Extracted data entries
◆ ◆ ◆ ◆ ◆ ◆ ◆

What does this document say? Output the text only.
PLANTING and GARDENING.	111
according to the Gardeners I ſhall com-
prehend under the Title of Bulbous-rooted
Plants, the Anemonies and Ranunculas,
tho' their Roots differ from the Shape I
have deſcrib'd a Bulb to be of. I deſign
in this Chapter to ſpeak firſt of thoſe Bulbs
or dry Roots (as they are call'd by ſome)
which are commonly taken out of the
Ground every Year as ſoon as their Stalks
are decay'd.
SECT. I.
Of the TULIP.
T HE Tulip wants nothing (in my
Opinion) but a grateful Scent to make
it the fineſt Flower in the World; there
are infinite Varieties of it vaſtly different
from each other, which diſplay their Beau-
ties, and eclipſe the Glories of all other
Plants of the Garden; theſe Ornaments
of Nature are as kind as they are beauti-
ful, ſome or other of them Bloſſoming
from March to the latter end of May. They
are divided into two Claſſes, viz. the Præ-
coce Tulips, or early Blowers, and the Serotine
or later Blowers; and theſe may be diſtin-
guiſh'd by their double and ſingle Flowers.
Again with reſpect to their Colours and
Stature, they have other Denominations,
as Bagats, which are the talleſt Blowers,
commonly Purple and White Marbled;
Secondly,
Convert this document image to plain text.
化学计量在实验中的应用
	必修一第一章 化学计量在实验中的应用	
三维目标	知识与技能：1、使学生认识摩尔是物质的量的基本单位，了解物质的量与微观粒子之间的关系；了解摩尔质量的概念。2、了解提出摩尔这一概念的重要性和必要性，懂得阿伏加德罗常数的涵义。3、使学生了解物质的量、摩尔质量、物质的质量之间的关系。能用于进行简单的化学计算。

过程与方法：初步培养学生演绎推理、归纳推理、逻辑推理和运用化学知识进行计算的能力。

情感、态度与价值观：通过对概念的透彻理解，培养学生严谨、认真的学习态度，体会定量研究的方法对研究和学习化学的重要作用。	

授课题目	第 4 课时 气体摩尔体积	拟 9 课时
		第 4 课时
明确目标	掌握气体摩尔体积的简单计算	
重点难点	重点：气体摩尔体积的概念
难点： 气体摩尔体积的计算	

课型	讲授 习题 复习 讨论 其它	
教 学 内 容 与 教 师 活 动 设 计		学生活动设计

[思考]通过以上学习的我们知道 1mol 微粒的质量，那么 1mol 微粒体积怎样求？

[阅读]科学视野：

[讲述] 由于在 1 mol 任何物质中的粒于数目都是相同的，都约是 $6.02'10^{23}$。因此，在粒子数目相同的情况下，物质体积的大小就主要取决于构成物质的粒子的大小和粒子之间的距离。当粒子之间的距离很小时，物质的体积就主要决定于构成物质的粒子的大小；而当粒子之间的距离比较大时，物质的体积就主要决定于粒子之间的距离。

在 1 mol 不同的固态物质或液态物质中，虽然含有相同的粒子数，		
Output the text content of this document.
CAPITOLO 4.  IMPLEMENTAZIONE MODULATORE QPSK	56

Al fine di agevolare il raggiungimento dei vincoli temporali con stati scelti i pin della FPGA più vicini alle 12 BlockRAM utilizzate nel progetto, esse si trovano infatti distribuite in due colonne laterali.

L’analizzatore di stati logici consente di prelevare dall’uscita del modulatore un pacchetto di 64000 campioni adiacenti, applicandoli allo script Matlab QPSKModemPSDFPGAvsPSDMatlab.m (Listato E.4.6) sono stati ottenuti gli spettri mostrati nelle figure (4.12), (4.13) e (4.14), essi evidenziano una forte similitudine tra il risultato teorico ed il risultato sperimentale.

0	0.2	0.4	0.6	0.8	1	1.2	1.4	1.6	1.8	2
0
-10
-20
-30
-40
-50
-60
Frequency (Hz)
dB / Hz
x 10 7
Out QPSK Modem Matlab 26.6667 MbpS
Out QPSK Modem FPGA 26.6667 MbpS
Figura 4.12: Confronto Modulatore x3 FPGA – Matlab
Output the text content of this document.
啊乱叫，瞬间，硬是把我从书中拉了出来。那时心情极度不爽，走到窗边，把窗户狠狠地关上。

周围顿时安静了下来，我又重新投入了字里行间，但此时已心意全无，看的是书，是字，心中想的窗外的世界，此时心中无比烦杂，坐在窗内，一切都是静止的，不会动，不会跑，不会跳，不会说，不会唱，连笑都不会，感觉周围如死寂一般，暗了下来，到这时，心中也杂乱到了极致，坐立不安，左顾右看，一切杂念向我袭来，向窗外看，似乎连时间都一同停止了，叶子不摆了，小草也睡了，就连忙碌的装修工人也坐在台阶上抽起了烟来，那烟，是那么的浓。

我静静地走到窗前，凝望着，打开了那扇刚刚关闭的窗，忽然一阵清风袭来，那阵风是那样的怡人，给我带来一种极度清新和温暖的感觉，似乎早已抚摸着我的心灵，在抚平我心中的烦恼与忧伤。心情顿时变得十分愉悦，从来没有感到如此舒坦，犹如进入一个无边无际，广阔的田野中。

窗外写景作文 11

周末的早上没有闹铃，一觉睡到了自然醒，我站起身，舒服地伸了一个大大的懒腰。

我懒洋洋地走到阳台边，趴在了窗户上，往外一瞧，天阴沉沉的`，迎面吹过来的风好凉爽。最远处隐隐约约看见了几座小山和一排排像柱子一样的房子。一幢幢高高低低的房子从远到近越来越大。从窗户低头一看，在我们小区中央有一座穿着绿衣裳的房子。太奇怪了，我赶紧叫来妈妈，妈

◆ ◆ ◆ ◆ ◆ ◆ ◆

## Aim of the task:
Search the data above for lines holding "document" and copy each of them.

## Task output:
What does this document say? Output the text only.
Convert this document image to plain text.
Output the text content of this document.
Output the text content of this document.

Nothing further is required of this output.